[Extrait fourni]
• • • • • • •
L’article 544 du Code Civil stipule que « La propriété est le droit de jouir et disposer des choses de la manière la plus absolue, pourvu qu’on n’en fasse pas un usage prohibé par les lois ou par les règlements. » Ce droit de propriété est au coeur de notre système juridique et économique, et particulièrement dans le domaine des biens immobiliers tels que les sols (le foncier qu’il soit naturel, agricole ou bâti), les écosystèmes (les forêts, les marais, les dunes), ou les bâtiments (maisons, appartements, immeubles).
Quelle propriété à l’aune d’un contexte inédit à la fois d’un point de vue écologique et social ? Comment les limites planétaires matérielles (crise des ressources, de l’énergie, des déchets), l’urgence d’une préservation foncière (crise de la biodiversité) et les défis d’une plus grande justice sociale (crise du logement), devraient interroger ce qui nous appartient, et ce à quoi nous sommes attachés ?
• • • • • • •
[À faire] Continuez le texte sur le droit de propriété à partir de sa dernière question.

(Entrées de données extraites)
• • • • • • •
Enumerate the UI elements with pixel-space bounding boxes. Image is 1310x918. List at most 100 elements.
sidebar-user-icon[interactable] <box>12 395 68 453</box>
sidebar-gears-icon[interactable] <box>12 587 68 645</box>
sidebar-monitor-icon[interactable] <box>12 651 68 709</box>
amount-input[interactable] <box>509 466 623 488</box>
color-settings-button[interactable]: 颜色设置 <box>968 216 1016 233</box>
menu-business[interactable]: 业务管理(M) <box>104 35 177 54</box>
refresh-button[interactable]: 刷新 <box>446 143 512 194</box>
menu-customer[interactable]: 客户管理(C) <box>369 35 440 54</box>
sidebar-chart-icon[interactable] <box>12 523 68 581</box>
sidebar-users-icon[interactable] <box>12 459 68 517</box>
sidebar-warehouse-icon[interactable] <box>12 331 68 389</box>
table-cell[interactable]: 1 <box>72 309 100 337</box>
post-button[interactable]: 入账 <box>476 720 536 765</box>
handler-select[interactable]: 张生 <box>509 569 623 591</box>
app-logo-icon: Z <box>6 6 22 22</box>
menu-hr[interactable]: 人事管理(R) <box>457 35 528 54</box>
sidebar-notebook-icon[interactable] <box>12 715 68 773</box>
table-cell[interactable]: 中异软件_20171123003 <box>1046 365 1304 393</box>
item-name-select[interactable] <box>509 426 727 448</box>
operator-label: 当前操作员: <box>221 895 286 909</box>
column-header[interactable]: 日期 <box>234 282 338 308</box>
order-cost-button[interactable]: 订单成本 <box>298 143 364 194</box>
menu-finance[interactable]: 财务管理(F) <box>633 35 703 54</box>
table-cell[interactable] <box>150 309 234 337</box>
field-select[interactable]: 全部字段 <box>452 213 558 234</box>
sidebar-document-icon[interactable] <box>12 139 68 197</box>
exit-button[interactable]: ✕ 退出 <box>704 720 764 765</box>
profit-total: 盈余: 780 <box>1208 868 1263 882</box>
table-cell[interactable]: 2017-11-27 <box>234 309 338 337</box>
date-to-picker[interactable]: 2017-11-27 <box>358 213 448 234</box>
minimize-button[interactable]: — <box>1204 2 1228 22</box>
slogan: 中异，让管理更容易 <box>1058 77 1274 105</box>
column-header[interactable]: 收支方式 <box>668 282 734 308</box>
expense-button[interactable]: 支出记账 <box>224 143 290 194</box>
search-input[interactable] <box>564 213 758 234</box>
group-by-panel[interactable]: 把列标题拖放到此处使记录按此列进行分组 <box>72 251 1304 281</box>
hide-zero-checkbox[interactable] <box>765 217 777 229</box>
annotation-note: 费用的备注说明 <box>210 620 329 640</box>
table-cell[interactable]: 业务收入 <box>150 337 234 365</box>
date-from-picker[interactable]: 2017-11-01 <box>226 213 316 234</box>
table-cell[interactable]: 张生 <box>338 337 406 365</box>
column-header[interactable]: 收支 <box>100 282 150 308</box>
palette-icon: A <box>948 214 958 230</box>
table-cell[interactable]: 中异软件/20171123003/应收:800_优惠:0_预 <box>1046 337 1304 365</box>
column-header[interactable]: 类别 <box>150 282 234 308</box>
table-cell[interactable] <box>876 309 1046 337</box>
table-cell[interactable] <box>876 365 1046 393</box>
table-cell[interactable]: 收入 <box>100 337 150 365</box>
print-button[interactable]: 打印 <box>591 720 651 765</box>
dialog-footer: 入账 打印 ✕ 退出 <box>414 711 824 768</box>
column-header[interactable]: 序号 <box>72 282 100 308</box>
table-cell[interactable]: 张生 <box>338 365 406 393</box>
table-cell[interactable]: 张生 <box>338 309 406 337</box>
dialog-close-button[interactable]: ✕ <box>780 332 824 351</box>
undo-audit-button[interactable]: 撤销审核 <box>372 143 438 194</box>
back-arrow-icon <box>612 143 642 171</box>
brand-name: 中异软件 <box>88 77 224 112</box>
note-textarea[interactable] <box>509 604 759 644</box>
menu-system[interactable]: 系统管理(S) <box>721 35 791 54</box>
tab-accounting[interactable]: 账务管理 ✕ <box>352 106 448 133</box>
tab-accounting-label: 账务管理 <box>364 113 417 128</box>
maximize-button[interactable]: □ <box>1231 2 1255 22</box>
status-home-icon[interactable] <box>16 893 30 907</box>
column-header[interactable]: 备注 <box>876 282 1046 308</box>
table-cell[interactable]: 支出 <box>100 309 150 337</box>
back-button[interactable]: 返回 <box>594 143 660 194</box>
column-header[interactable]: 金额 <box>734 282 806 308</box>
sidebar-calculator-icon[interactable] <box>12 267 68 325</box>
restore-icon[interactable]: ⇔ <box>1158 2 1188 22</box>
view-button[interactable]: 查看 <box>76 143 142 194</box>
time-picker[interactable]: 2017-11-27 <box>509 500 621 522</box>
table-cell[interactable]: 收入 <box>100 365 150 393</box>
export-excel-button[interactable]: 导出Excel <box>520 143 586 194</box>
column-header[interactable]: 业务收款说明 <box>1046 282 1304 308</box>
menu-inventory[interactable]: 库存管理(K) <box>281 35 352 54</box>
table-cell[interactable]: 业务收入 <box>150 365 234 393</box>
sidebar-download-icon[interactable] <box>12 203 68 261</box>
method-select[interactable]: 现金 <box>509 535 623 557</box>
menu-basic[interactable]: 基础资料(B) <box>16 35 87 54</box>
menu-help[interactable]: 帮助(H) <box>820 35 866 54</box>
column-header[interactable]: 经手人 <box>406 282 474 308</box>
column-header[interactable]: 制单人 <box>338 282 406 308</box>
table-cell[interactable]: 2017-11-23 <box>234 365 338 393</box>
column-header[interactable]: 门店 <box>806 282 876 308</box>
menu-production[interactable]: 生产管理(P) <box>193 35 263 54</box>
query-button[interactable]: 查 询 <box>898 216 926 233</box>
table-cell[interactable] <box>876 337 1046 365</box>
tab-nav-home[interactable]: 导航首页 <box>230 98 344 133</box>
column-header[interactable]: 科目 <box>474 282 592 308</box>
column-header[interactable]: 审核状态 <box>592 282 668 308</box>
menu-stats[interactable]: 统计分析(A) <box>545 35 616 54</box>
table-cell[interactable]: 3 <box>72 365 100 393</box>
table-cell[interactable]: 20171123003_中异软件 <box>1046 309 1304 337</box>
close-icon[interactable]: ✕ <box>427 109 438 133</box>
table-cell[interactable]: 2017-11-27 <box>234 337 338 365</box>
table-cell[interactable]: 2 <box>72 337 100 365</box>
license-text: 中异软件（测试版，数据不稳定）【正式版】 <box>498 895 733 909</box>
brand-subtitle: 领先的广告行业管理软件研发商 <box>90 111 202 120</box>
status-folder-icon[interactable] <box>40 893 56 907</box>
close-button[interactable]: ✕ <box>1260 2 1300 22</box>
• • • • • • •
[La réponse]
Aucun projet d’architecture ne peut être dissocié du cadre de commande dans lequel il est conçu et donc par définition du type de propriété qui le sous tend. Qu’il s’agisse d’acteurs publics, d’opérateurs privés ou d’intérêt général, chaque rapport à la propriété est foncièrement distinct, parfois complémentaire ou en compétition.
Ce projet d’exposition souhaite raconter l’histoire de cette sacro-sainte propriété, partager les constats de son état actuel (à qui appartient quoi ?) et ouvrir sur des alternatives proches ou lointaines qui explorent d’autres façon d’être et d’avoir vers d’autres manières d’habiter.